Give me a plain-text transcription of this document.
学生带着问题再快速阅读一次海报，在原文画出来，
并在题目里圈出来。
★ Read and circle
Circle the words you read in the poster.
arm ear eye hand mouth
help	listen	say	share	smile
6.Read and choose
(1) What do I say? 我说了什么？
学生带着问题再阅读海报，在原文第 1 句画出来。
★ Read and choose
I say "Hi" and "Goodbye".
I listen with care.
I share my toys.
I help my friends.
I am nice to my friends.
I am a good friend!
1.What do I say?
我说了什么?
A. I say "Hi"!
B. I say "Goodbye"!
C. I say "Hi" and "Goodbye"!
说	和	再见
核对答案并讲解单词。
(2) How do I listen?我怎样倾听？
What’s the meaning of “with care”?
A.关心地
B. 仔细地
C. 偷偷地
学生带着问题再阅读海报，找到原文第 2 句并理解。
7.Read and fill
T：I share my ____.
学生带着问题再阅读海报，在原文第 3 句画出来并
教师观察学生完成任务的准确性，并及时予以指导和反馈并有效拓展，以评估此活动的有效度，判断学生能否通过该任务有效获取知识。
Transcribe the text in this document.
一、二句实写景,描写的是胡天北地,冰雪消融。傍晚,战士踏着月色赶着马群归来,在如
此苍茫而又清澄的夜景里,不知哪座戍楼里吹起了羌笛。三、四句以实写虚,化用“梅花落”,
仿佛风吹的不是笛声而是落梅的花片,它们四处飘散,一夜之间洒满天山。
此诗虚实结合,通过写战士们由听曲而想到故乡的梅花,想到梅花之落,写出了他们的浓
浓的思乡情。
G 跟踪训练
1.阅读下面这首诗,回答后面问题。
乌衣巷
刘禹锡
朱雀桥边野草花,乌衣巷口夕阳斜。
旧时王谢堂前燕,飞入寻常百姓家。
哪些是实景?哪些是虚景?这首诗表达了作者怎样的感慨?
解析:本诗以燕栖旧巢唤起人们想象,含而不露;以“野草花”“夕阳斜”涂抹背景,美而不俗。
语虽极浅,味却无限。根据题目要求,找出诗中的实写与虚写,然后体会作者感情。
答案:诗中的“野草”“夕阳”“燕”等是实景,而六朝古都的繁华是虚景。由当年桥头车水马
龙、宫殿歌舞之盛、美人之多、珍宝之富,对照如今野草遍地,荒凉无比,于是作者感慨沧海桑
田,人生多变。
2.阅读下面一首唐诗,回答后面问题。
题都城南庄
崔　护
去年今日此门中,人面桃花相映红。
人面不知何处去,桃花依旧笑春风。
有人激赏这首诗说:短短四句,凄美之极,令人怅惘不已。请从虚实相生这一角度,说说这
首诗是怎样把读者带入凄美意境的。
┄┄┄┄┄┄┄┄┄┄┄┄┄┄┄┄┄┄┄┄
Count the lines of the material that include the word "What", then state only the total.

WORKED SOLUTION:
3